§ TASK TO CARRY OUT
Your copy of the material must match it exactly, except that pictures are dropped.

§ Stored data
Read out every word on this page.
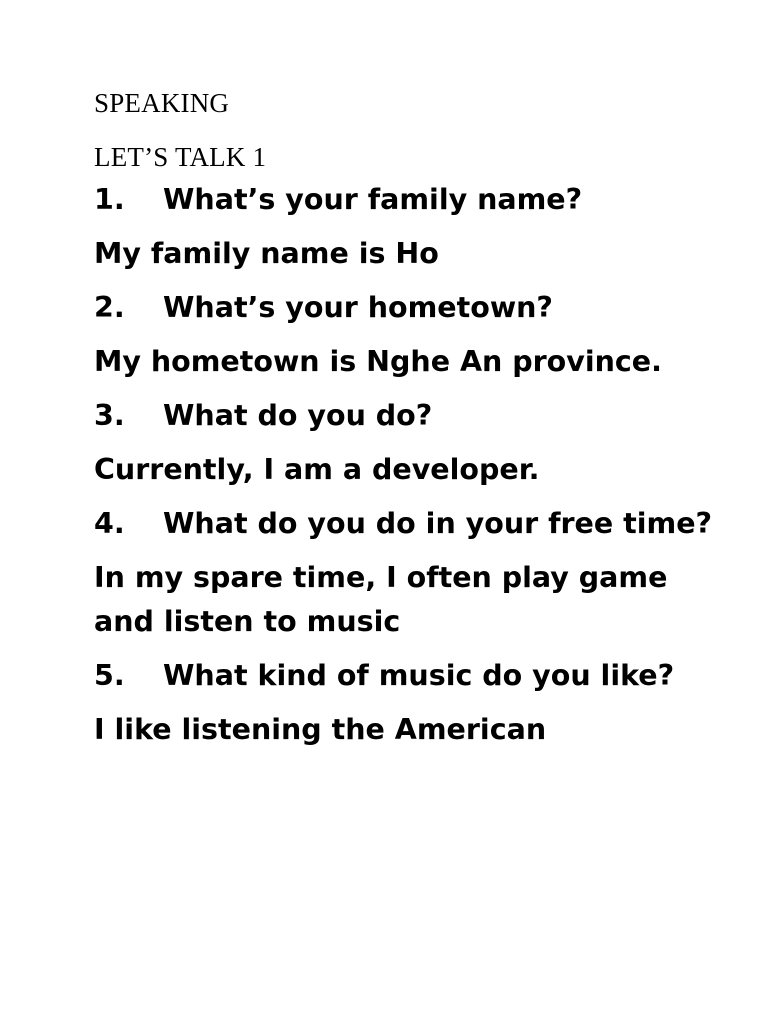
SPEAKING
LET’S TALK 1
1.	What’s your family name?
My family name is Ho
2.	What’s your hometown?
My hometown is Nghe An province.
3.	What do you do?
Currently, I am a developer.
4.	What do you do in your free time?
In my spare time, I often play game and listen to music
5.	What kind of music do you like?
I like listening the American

§ PROBLEM SOLUTION
Read out every word on this page.
SPEAKING
LET’S TALK 1
1.	What’s your family name?
My family name is Ho
2.	What’s your hometown?
My hometown is Nghe An province.
3.	What do you do?
Currently, I am a developer.
4.	What do you do in your free time?
In my spare time, I often play game and listen to music
5.	What kind of music do you like?
I like listening the American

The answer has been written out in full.